RECORDS FOR THIS TASK:

_ _ _ _

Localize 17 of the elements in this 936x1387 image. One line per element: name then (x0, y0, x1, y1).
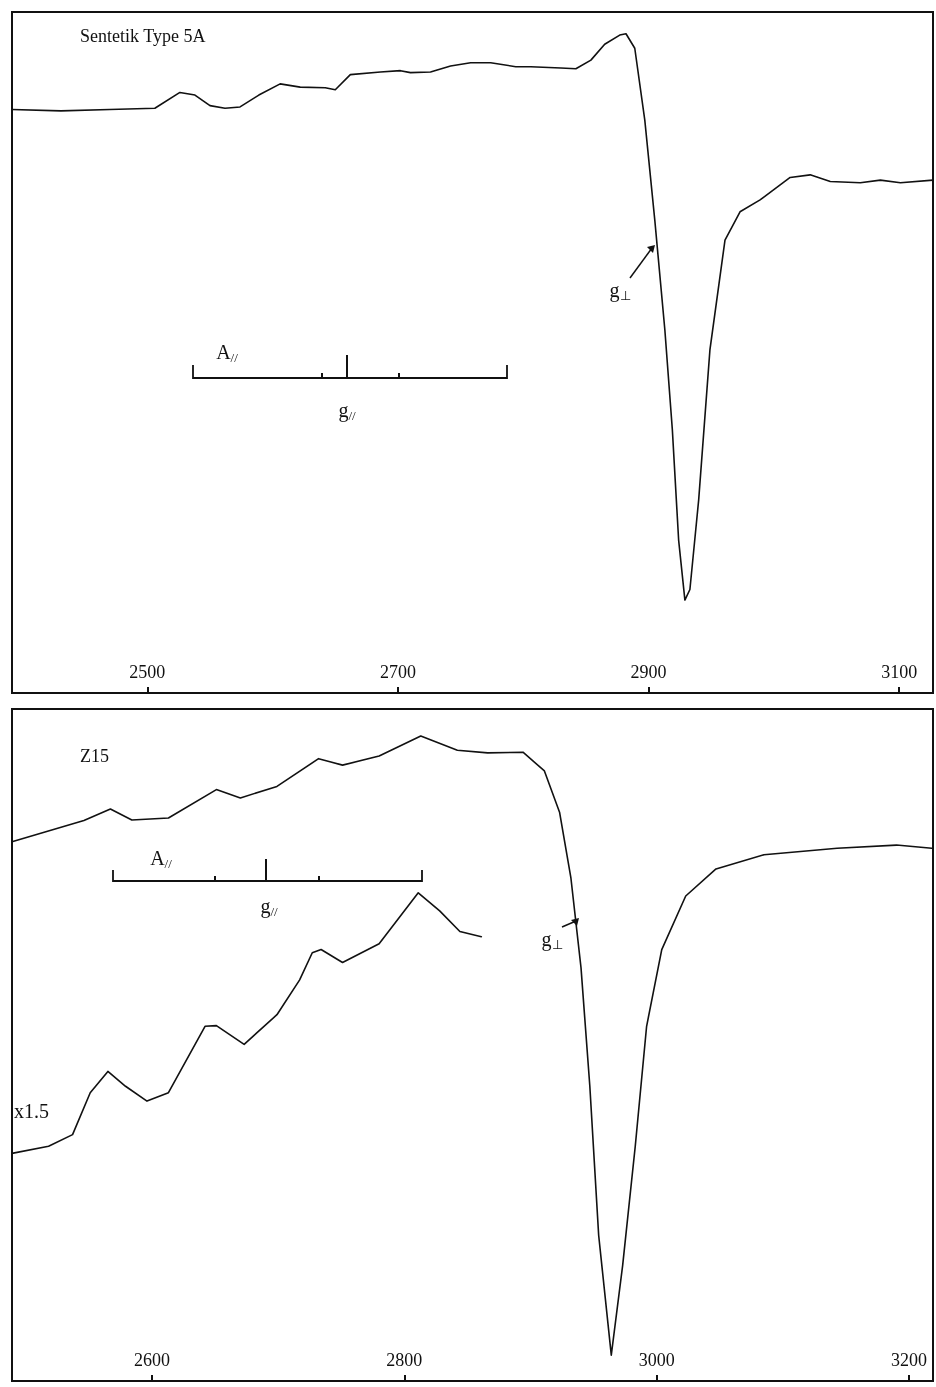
x-tick-label: 3200 (891, 1350, 928, 1370)
series-label: x1.5 (14, 1100, 49, 1123)
annotation: A// (216, 341, 239, 365)
annotation: A// (150, 847, 173, 871)
x-tick-label: 2900 (630, 662, 667, 682)
annotation: g// (260, 895, 278, 919)
text: Z15 (80, 746, 109, 766)
annotation: g// (338, 399, 356, 423)
x-tick-label: 3000 (638, 1350, 675, 1370)
x-tick-label: 2500 (129, 662, 166, 682)
chart-title: Sentetik Type 5A (80, 26, 206, 46)
x-tick-label: 2700 (379, 662, 416, 682)
x-tick-label: 2600 (134, 1350, 171, 1370)
x-tick-label: 2800 (386, 1350, 423, 1370)
annotation: g⊥ (541, 928, 563, 952)
annotation: g⊥ (609, 279, 631, 303)
x-tick-label: 3100 (881, 662, 918, 682)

_ _ _ _

TASK REQUIREMENTS: Reproduce the data above word for word, leaving out the picture.

RESPONSE BELOW:
Localize 17 of the elements in this 936x1387 image. One line per element: name then (x0, y0, x1, y1).
x-tick-label: 3200 (891, 1350, 928, 1370)
series-label: x1.5 (14, 1100, 49, 1123)
annotation: A// (216, 341, 239, 365)
annotation: A// (150, 847, 173, 871)
x-tick-label: 2900 (630, 662, 667, 682)
annotation: g// (260, 895, 278, 919)
text: Z15 (80, 746, 109, 766)
annotation: g// (338, 399, 356, 423)
x-tick-label: 3000 (638, 1350, 675, 1370)
x-tick-label: 2500 (129, 662, 166, 682)
chart-title: Sentetik Type 5A (80, 26, 206, 46)
x-tick-label: 2700 (379, 662, 416, 682)
x-tick-label: 2600 (134, 1350, 171, 1370)
x-tick-label: 2800 (386, 1350, 423, 1370)
annotation: g⊥ (541, 928, 563, 952)
annotation: g⊥ (609, 279, 631, 303)
x-tick-label: 3100 (881, 662, 918, 682)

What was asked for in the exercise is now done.